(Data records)
■ ■ ■ ■

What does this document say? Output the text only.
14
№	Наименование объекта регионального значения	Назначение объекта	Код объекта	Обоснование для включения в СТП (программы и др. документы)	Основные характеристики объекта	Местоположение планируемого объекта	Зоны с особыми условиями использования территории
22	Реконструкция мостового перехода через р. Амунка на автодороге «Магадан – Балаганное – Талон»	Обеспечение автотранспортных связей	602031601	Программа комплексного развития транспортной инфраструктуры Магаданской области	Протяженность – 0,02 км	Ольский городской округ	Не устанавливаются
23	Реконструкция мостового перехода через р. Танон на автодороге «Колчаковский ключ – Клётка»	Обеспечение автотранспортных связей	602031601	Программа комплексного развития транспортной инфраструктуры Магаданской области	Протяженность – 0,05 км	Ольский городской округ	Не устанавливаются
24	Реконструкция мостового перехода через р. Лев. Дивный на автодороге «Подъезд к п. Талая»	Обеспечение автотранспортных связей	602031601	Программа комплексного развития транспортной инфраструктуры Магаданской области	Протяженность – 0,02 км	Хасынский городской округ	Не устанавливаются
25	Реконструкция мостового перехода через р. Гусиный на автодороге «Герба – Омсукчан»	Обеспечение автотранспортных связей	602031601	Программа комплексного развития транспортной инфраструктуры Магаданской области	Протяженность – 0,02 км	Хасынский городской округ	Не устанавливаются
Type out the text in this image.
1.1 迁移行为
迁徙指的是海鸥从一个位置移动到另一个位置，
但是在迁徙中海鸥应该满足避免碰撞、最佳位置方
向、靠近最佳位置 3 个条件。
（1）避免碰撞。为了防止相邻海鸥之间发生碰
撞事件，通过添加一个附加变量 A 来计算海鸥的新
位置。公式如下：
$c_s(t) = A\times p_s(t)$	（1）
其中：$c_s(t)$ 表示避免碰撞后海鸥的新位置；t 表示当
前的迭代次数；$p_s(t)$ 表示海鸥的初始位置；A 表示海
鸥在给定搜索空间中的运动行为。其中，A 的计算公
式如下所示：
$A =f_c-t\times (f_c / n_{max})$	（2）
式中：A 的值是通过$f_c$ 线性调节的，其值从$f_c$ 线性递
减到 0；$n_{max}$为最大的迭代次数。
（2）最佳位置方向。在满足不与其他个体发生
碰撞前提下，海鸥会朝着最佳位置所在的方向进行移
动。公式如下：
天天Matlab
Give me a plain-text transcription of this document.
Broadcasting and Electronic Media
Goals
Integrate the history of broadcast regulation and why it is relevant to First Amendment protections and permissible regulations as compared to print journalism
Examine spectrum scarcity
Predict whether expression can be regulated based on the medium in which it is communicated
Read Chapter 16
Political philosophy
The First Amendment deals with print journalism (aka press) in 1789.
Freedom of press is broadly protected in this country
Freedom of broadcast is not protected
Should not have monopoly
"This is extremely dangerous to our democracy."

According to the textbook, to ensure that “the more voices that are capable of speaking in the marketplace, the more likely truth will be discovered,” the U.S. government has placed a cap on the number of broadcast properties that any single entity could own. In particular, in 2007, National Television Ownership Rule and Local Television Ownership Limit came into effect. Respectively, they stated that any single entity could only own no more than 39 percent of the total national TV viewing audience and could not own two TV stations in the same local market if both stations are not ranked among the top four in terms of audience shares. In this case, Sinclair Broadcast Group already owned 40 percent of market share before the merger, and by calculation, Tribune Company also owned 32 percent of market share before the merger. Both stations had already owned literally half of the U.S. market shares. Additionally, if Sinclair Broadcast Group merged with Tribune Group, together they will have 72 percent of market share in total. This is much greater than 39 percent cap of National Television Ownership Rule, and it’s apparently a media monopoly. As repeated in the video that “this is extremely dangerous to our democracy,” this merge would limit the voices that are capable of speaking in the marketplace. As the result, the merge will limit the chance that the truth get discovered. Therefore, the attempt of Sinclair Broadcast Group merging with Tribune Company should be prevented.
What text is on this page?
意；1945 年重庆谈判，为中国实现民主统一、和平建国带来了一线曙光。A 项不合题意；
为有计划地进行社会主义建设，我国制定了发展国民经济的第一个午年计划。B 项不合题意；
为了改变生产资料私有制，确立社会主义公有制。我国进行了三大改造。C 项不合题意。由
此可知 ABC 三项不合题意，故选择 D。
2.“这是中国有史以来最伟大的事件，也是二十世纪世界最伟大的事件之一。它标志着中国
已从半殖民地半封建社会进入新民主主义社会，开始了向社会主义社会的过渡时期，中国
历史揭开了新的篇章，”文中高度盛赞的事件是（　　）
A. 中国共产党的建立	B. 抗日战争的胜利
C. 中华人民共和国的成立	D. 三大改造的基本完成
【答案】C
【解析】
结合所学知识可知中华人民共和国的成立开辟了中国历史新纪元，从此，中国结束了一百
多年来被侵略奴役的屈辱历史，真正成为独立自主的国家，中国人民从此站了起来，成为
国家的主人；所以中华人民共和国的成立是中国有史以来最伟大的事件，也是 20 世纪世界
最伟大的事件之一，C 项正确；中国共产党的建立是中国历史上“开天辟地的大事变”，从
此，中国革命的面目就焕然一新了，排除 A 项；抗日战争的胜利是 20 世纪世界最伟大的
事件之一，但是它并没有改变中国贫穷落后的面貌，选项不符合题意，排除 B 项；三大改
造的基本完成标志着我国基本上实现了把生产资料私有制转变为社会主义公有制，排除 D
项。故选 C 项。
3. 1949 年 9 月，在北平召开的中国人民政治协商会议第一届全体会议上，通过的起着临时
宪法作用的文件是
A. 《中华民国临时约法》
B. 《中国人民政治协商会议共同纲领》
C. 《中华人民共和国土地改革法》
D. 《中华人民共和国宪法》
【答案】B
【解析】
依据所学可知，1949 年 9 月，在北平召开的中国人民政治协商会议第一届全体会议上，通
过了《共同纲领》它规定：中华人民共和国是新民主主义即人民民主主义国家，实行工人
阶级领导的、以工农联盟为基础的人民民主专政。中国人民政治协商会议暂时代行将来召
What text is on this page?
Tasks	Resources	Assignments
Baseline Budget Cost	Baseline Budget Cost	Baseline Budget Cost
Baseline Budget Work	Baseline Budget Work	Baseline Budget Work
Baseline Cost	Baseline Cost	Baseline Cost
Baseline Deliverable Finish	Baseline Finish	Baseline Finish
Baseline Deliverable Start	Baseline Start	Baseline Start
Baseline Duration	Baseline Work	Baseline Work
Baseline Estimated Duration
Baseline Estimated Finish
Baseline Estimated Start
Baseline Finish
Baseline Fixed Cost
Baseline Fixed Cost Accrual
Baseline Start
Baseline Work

■ ■ ■ ■

What the task requires:
Copy all the lines above that hold the string "Хасынский".

Response to the exercise:
24	Реконструкция мостового перехода через р. Лев. Дивный на автодороге «Подъезд к п. Талая»	Обеспечение автотранспортных связей	602031601	Программа комплексного развития транспортной инфраструктуры Магаданской области	Протяженность – 0,02 км	Хасынский городской округ	Не устанавливаются
25	Реконструкция мостового перехода через р. Гусиный на автодороге «Герба – Омсукчан»	Обеспечение автотранспортных связей	602031601	Программа комплексного развития транспортной инфраструктуры Магаданской области	Протяженность – 0,02 км	Хасынский городской округ	Не устанавливаются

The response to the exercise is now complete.